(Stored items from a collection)
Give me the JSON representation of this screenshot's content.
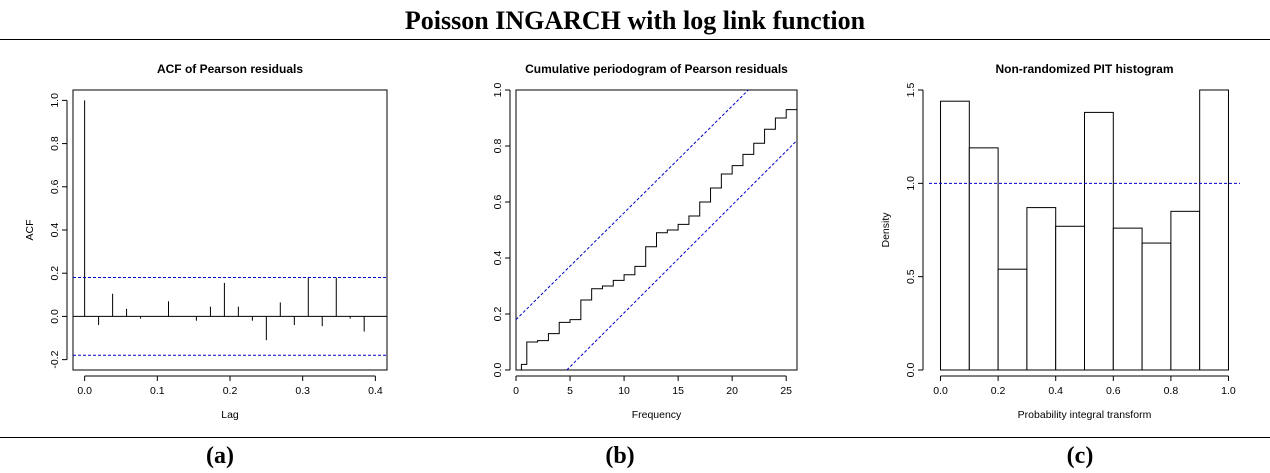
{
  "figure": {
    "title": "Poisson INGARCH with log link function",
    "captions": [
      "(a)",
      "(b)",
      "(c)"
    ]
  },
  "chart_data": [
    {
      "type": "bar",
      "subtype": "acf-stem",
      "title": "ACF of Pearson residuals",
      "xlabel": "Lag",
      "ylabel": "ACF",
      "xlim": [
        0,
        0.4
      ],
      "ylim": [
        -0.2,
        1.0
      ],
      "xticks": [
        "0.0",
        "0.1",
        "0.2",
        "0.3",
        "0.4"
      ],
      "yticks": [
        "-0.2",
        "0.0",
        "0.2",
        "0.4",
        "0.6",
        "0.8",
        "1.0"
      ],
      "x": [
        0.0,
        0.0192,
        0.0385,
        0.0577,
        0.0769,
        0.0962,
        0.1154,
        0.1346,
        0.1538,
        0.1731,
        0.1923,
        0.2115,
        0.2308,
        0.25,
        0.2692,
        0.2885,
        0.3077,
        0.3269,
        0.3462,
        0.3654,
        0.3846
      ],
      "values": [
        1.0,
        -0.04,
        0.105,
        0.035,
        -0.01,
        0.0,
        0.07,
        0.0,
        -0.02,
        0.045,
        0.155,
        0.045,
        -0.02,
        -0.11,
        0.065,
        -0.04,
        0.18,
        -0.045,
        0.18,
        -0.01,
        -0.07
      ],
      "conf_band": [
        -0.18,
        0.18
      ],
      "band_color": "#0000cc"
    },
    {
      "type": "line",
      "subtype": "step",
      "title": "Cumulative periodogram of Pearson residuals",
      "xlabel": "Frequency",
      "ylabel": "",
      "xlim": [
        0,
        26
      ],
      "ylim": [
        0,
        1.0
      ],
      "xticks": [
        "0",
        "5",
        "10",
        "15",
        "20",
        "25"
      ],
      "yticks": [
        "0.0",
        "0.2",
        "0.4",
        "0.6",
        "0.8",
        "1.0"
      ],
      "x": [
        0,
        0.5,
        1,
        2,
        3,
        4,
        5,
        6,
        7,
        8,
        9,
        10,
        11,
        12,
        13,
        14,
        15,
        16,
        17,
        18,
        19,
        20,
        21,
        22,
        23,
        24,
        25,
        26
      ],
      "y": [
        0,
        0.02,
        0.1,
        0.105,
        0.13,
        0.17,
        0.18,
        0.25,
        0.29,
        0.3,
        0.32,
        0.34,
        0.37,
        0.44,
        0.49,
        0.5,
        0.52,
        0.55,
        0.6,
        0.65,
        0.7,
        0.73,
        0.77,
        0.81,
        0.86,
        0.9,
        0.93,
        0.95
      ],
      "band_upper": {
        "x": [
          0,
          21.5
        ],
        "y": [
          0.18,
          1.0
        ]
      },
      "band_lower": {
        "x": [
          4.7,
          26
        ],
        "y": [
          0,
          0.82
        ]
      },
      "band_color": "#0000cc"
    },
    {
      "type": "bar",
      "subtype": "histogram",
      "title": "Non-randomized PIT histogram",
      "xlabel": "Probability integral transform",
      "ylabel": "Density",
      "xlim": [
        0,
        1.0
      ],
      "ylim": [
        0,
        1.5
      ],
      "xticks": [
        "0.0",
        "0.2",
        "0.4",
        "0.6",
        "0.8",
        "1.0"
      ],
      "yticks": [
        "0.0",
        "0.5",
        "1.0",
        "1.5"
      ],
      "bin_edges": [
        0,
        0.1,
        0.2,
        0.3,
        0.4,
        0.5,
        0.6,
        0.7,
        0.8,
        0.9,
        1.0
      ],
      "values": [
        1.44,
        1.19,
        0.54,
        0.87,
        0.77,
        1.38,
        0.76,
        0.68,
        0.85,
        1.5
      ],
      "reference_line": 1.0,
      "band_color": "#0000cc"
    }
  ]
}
---
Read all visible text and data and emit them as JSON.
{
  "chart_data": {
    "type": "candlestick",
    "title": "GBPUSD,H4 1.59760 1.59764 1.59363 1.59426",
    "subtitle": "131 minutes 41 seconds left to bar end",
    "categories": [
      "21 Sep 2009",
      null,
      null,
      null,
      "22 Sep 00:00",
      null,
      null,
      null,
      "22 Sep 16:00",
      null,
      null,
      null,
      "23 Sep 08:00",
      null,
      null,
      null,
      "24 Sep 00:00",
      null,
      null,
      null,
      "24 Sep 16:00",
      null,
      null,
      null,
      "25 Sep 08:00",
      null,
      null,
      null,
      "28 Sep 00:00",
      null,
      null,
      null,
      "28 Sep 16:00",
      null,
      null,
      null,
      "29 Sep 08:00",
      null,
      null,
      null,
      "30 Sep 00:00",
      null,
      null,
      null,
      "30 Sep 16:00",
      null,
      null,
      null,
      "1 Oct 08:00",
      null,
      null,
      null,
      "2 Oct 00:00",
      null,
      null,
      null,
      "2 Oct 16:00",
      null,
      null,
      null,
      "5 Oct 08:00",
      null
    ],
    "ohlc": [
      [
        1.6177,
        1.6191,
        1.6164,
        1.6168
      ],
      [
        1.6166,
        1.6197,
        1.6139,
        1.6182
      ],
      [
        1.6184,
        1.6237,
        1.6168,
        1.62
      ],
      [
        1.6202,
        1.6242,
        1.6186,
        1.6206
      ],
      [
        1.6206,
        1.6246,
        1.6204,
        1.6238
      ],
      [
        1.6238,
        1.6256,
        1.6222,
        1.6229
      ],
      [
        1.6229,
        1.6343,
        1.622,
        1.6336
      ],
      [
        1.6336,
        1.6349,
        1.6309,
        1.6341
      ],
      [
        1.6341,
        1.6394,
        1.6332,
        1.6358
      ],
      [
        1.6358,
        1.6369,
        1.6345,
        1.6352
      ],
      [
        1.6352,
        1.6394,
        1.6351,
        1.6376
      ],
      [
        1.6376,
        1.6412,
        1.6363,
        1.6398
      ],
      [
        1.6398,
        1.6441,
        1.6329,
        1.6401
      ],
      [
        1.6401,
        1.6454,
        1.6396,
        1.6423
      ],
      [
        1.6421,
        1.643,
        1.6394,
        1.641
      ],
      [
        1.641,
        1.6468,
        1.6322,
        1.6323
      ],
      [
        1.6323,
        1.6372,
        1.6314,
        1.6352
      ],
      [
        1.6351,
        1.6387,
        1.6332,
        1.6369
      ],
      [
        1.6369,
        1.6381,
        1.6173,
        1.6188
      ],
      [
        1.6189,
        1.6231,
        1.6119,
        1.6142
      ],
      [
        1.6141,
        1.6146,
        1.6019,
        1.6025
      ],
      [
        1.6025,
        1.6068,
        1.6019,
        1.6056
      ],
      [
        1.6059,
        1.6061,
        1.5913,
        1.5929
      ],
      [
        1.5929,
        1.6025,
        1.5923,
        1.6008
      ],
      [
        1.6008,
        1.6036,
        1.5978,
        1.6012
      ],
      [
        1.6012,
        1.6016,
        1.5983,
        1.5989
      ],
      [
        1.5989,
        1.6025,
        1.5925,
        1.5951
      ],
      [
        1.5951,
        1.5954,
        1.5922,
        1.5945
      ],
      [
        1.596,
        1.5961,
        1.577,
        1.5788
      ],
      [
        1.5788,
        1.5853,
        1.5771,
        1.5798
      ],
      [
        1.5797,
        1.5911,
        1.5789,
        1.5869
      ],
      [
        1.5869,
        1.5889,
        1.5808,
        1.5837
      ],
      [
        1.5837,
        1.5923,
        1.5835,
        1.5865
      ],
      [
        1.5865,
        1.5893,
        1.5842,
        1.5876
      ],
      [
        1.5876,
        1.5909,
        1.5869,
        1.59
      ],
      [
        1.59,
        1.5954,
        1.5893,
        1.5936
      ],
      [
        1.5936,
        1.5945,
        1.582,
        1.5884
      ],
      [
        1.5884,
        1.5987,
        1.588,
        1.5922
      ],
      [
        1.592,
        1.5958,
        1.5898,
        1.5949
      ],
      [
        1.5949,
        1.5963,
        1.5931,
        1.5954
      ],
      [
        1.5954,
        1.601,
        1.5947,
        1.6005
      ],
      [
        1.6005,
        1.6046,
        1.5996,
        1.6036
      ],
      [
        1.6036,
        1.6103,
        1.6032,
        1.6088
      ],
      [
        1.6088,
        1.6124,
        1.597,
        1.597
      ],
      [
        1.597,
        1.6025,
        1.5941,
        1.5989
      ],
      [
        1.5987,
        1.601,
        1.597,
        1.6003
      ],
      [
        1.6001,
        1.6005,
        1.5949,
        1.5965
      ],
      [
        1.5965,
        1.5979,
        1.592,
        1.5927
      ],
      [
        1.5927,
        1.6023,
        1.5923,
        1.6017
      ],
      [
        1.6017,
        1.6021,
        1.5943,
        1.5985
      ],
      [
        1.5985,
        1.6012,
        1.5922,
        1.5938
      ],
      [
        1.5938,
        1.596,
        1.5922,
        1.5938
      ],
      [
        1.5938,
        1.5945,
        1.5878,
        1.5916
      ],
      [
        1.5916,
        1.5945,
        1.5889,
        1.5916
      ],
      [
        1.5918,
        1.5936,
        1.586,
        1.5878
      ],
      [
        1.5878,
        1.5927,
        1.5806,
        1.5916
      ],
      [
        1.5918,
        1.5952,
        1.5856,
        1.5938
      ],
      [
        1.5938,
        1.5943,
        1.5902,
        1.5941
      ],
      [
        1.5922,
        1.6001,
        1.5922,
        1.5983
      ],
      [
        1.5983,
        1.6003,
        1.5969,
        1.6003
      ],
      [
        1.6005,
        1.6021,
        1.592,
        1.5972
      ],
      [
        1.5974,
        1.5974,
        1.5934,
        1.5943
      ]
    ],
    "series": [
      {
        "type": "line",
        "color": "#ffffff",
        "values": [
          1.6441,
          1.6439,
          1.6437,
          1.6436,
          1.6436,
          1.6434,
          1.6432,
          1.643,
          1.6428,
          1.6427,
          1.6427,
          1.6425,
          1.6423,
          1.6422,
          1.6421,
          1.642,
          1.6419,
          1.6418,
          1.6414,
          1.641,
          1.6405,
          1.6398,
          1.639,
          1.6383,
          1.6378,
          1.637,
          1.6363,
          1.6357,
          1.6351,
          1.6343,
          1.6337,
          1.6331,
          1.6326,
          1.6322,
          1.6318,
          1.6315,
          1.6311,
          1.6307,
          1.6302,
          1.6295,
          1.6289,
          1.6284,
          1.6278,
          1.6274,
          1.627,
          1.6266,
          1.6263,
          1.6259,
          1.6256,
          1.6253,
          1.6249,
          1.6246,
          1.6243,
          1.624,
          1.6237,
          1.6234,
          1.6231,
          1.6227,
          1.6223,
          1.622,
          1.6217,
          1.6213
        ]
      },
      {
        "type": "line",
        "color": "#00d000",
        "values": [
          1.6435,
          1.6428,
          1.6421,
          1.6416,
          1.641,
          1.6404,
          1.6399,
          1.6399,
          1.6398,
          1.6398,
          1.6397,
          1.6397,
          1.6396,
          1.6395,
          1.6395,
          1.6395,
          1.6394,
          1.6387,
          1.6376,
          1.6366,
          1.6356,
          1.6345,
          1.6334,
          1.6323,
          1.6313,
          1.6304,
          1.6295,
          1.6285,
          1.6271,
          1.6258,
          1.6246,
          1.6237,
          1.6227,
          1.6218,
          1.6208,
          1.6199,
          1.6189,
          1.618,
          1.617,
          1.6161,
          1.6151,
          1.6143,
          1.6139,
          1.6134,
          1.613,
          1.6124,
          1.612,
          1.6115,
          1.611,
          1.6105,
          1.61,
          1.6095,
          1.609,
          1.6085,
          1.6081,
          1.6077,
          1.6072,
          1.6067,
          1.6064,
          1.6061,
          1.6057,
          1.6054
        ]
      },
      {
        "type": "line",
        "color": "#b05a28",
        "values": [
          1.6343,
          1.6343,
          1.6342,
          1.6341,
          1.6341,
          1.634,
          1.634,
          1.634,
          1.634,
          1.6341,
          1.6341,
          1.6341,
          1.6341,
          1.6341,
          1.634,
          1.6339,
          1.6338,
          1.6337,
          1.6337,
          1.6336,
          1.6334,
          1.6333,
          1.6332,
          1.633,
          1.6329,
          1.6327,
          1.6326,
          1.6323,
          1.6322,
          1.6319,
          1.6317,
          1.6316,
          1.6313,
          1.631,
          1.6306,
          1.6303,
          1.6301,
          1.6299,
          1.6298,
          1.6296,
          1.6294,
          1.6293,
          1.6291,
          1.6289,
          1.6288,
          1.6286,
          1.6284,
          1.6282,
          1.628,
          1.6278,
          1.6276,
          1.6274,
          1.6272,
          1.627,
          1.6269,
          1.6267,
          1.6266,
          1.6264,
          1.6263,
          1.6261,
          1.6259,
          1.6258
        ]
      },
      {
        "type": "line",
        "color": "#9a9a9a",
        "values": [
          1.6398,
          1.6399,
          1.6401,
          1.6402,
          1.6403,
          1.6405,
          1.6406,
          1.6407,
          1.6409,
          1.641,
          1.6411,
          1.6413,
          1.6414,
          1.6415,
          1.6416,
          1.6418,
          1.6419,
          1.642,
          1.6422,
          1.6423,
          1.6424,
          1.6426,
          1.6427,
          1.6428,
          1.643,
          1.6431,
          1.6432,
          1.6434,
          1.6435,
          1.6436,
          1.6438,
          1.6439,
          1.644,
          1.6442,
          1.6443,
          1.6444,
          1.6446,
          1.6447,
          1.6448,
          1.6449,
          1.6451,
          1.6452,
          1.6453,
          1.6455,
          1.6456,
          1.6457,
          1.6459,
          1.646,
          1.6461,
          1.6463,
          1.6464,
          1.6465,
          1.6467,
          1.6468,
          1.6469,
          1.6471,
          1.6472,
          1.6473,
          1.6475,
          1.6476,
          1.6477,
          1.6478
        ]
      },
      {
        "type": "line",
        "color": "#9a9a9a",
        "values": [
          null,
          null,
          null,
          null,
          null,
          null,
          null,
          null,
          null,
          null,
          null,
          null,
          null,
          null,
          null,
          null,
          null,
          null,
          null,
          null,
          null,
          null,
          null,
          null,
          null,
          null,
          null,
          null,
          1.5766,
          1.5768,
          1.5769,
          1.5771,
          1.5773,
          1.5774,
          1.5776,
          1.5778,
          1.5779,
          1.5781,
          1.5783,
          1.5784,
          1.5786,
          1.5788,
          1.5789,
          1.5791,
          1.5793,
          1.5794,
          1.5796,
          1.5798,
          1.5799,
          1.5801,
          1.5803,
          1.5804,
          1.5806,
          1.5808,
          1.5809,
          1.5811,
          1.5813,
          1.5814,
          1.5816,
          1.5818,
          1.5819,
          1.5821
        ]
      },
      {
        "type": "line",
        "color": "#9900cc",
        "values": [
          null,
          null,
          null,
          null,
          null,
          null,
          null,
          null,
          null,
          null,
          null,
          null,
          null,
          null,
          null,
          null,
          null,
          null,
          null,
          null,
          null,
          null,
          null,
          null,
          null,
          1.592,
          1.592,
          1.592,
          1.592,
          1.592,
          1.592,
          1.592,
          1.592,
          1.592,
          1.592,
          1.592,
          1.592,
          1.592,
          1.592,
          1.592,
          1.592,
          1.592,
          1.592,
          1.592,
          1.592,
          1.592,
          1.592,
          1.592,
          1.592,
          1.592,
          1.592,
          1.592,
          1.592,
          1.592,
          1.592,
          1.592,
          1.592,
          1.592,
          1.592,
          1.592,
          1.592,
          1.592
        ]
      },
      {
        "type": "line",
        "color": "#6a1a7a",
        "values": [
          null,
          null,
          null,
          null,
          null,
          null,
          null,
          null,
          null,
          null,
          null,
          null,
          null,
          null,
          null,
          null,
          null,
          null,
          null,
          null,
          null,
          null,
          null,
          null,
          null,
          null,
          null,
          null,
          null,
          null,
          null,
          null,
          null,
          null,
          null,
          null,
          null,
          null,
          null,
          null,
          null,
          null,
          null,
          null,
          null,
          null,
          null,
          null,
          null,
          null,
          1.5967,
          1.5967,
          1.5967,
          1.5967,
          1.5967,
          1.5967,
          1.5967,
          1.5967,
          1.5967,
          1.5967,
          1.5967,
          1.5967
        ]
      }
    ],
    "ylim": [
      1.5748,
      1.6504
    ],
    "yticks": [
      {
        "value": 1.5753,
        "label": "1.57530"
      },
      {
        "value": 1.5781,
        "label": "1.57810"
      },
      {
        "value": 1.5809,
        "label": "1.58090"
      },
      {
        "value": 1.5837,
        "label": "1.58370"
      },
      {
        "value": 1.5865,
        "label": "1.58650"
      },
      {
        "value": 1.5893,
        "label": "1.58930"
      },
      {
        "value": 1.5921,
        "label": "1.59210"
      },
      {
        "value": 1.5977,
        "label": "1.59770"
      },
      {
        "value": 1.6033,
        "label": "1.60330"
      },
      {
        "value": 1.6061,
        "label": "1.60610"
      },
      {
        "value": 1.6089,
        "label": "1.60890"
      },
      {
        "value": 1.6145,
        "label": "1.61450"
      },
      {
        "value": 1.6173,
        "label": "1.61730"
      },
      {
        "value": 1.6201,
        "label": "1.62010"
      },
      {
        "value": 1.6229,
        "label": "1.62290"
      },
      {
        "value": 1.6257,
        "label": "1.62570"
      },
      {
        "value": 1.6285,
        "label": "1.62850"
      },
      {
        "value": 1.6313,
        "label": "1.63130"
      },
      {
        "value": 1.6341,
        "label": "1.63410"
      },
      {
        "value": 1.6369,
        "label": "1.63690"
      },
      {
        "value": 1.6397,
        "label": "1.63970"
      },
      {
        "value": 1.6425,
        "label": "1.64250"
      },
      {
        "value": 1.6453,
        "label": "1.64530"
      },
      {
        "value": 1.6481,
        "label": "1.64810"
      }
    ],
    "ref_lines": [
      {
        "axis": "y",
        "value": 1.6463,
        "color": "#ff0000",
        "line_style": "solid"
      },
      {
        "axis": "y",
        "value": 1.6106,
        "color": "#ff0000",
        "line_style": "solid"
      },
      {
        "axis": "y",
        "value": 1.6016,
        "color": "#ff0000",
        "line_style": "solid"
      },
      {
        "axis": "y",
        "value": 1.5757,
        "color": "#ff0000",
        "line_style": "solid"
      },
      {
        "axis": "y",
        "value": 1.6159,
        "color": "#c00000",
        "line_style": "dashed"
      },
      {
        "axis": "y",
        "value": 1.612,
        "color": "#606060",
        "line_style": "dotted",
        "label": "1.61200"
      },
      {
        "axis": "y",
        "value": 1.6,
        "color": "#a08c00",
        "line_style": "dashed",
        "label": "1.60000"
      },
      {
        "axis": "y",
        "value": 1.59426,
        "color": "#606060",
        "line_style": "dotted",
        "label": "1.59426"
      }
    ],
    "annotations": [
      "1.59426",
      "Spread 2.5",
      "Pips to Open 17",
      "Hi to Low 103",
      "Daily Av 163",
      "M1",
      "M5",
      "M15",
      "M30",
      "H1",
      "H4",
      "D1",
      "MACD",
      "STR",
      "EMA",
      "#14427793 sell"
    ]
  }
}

Challenge » Return a copy of every line that includes the word "JSON".

Task response »
Give me the JSON representation of this screenshot's content.
Read all visible text and data and emit them as JSON.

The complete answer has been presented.